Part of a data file
* * *

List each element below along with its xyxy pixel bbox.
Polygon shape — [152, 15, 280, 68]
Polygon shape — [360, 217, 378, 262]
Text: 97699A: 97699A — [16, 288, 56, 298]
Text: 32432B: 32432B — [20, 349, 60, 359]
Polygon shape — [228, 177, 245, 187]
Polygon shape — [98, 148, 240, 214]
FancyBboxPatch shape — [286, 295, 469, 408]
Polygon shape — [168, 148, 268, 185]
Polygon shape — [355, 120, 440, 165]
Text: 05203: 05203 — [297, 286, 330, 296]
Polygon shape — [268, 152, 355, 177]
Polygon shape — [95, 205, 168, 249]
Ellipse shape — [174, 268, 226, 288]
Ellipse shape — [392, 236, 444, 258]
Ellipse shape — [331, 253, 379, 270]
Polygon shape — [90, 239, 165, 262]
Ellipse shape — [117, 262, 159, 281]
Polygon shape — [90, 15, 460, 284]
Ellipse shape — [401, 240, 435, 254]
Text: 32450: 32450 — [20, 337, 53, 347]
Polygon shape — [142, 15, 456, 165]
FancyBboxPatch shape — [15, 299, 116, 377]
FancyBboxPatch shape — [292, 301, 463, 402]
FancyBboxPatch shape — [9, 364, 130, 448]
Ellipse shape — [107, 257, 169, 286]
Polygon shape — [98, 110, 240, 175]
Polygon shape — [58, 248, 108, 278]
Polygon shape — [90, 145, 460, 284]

* * *

Aim of the exercise ::
Put every line of the data above into a numbered list, omitting any blank lines.

Expected output ::
1. List each element below along with its xyxy pixel bbox.
2. Polygon shape — [152, 15, 280, 68]
3. Polygon shape — [360, 217, 378, 262]
4. Text: 97699A: 97699A — [16, 288, 56, 298]
5. Text: 32432B: 32432B — [20, 349, 60, 359]
6. Polygon shape — [228, 177, 245, 187]
7. Polygon shape — [98, 148, 240, 214]
8. FancyBboxPatch shape — [286, 295, 469, 408]
9. Polygon shape — [168, 148, 268, 185]
10. Polygon shape — [355, 120, 440, 165]
11. Text: 05203: 05203 — [297, 286, 330, 296]
12. Polygon shape — [268, 152, 355, 177]
13. Polygon shape — [95, 205, 168, 249]
14. Ellipse shape — [174, 268, 226, 288]
15. Ellipse shape — [392, 236, 444, 258]
16. Ellipse shape — [331, 253, 379, 270]
17. Polygon shape — [90, 239, 165, 262]
18. Ellipse shape — [117, 262, 159, 281]
19. Polygon shape — [90, 15, 460, 284]
20. Ellipse shape — [401, 240, 435, 254]
21. Text: 32450: 32450 — [20, 337, 53, 347]
22. Polygon shape — [142, 15, 456, 165]
23. FancyBboxPatch shape — [15, 299, 116, 377]
24. FancyBboxPatch shape — [292, 301, 463, 402]
25. FancyBboxPatch shape — [9, 364, 130, 448]
26. Ellipse shape — [107, 257, 169, 286]
27. Polygon shape — [98, 110, 240, 175]
28. Polygon shape — [58, 248, 108, 278]
29. Polygon shape — [90, 145, 460, 284]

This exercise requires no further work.